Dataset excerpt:
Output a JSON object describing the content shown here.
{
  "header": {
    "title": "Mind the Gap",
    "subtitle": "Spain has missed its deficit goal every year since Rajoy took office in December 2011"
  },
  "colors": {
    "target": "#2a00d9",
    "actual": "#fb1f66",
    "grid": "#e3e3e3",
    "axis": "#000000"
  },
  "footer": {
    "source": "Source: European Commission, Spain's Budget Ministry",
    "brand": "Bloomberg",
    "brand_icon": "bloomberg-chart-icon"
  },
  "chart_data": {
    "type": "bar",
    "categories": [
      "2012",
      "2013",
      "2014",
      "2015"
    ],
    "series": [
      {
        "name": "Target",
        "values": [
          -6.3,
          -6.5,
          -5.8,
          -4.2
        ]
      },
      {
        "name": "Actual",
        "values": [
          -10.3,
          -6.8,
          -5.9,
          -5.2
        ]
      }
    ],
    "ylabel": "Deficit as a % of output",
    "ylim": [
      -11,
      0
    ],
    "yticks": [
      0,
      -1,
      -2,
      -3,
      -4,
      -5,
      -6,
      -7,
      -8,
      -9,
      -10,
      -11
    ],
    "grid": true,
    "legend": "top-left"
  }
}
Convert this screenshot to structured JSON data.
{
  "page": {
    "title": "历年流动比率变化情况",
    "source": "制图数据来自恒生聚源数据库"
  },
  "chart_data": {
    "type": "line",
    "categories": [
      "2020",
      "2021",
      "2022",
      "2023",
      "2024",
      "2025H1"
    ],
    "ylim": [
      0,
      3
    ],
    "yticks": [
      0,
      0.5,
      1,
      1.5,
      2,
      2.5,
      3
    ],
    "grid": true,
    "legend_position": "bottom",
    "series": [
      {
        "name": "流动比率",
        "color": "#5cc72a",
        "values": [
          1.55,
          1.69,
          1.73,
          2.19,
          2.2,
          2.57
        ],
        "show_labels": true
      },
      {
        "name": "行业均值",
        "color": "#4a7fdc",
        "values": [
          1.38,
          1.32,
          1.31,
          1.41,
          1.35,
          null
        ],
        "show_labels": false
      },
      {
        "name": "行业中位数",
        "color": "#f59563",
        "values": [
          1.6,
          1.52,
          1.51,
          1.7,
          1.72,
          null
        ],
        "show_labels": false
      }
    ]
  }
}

To be done: Write out the entries in full, exactly as given.

Full solution:
Output a JSON object describing the content shown here.
{
  "header": {
    "title": "Mind the Gap",
    "subtitle": "Spain has missed its deficit goal every year since Rajoy took office in December 2011"
  },
  "colors": {
    "target": "#2a00d9",
    "actual": "#fb1f66",
    "grid": "#e3e3e3",
    "axis": "#000000"
  },
  "footer": {
    "source": "Source: European Commission, Spain's Budget Ministry",
    "brand": "Bloomberg",
    "brand_icon": "bloomberg-chart-icon"
  },
  "chart_data": {
    "type": "bar",
    "categories": [
      "2012",
      "2013",
      "2014",
      "2015"
    ],
    "series": [
      {
        "name": "Target",
        "values": [
          -6.3,
          -6.5,
          -5.8,
          -4.2
        ]
      },
      {
        "name": "Actual",
        "values": [
          -10.3,
          -6.8,
          -5.9,
          -5.2
        ]
      }
    ],
    "ylabel": "Deficit as a % of output",
    "ylim": [
      -11,
      0
    ],
    "yticks": [
      0,
      -1,
      -2,
      -3,
      -4,
      -5,
      -6,
      -7,
      -8,
      -9,
      -10,
      -11
    ],
    "grid": true,
    "legend": "top-left"
  }
}
Convert this screenshot to structured JSON data.
{
  "page": {
    "title": "历年流动比率变化情况",
    "source": "制图数据来自恒生聚源数据库"
  },
  "chart_data": {
    "type": "line",
    "categories": [
      "2020",
      "2021",
      "2022",
      "2023",
      "2024",
      "2025H1"
    ],
    "ylim": [
      0,
      3
    ],
    "yticks": [
      0,
      0.5,
      1,
      1.5,
      2,
      2.5,
      3
    ],
    "grid": true,
    "legend_position": "bottom",
    "series": [
      {
        "name": "流动比率",
        "color": "#5cc72a",
        "values": [
          1.55,
          1.69,
          1.73,
          2.19,
          2.2,
          2.57
        ],
        "show_labels": true
      },
      {
        "name": "行业均值",
        "color": "#4a7fdc",
        "values": [
          1.38,
          1.32,
          1.31,
          1.41,
          1.35,
          null
        ],
        "show_labels": false
      },
      {
        "name": "行业中位数",
        "color": "#f59563",
        "values": [
          1.6,
          1.52,
          1.51,
          1.7,
          1.72,
          null
        ],
        "show_labels": false
      }
    ]
  }
}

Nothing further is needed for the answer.